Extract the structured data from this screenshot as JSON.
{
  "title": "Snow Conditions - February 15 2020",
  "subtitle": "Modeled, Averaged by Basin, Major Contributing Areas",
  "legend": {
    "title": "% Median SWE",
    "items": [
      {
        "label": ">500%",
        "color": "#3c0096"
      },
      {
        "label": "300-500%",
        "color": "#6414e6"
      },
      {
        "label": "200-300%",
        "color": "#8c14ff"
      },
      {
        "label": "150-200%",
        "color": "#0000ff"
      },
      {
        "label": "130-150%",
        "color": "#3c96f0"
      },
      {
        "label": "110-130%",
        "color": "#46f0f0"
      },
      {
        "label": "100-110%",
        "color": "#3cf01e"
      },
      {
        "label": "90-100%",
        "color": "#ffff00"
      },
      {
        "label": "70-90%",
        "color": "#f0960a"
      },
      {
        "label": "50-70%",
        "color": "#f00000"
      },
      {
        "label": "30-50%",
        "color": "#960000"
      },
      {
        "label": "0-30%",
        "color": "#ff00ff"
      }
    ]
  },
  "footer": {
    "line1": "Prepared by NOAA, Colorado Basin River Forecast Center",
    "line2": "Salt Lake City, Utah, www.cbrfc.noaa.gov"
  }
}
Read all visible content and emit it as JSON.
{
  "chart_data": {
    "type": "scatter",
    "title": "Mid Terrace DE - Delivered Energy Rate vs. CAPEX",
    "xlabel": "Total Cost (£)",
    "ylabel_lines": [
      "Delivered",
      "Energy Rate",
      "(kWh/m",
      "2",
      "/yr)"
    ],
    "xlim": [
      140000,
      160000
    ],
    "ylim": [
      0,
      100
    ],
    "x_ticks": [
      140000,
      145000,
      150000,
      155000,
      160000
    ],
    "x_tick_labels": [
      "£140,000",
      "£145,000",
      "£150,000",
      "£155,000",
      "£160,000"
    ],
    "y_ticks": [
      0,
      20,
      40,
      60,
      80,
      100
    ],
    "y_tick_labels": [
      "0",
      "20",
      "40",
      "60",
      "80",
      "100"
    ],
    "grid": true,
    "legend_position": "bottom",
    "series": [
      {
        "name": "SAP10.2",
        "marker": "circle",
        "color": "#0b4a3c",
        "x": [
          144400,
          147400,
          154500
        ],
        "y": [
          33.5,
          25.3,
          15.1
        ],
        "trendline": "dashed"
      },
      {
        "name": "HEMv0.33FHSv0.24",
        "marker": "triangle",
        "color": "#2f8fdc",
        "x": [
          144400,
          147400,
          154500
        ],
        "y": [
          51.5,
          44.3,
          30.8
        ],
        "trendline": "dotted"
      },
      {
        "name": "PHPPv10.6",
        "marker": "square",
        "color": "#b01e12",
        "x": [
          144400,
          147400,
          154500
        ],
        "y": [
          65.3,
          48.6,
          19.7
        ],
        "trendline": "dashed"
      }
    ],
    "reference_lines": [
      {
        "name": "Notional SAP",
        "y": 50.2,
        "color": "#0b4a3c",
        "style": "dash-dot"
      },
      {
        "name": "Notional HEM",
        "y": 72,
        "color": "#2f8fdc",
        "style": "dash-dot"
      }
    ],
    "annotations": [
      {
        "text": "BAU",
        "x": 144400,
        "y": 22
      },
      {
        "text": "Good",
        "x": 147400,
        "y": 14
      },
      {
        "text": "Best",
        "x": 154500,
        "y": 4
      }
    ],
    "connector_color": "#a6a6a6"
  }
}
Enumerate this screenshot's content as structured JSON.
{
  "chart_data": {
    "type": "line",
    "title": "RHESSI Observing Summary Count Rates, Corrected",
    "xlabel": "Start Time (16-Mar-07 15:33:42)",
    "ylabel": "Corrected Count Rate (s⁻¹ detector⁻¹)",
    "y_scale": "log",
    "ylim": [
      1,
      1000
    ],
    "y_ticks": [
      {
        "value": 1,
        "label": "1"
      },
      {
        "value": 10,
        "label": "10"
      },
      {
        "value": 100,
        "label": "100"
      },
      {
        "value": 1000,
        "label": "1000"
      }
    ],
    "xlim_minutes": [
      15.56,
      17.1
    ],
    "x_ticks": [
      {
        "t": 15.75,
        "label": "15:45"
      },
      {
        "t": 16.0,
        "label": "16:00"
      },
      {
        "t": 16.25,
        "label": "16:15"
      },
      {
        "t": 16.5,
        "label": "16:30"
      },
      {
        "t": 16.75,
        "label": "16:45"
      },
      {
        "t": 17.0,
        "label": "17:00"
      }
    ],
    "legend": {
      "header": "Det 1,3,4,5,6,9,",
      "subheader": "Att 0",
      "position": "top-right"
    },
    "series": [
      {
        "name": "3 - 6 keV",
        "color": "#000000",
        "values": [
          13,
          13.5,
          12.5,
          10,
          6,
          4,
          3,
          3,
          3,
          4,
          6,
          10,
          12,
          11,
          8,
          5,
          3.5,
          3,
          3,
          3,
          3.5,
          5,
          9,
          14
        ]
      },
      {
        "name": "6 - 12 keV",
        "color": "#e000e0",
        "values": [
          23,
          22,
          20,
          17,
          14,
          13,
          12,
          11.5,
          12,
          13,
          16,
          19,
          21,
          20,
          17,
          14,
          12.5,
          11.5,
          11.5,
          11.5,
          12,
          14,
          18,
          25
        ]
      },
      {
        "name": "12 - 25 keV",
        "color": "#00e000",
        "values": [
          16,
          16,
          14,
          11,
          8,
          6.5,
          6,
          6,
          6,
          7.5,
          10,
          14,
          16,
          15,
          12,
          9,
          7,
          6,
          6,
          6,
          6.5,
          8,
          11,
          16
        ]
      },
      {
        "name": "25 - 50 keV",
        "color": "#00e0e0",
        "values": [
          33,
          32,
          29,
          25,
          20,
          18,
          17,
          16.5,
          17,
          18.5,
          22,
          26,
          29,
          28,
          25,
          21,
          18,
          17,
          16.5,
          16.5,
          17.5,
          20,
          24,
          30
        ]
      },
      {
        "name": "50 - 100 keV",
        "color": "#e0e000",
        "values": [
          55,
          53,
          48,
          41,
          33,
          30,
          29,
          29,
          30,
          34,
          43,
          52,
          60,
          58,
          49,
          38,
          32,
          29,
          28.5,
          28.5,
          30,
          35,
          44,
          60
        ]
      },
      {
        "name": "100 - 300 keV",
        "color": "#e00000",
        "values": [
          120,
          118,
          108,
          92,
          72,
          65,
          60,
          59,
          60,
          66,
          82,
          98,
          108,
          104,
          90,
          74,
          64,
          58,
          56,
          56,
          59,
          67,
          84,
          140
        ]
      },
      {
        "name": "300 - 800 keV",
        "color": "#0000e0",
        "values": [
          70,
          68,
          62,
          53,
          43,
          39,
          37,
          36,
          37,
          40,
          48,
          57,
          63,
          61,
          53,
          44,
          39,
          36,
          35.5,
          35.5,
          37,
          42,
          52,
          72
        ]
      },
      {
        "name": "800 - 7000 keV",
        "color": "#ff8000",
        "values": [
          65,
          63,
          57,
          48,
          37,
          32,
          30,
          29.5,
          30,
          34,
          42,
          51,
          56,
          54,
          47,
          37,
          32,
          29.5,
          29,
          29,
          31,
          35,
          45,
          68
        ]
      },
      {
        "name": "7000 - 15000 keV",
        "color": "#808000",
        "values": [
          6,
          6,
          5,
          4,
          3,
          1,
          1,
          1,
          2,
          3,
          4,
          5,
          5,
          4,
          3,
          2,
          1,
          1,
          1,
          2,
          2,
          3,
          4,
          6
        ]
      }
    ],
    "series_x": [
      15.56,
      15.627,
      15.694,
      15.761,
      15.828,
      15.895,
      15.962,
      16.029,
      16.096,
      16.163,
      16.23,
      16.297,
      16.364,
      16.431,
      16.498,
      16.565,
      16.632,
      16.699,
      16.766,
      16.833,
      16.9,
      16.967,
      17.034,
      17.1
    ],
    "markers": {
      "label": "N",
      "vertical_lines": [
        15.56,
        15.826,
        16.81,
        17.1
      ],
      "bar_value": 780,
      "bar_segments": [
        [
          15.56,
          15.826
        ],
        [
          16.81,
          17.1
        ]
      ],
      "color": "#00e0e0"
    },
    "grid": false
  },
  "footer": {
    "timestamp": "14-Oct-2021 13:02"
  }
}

***

■ Exercise details ■
Return each line that includes "xlabel".

■ Output of the task ■
    "xlabel": "Total Cost (£)",
    "xlabel": "Start Time (16-Mar-07 15:33:42)",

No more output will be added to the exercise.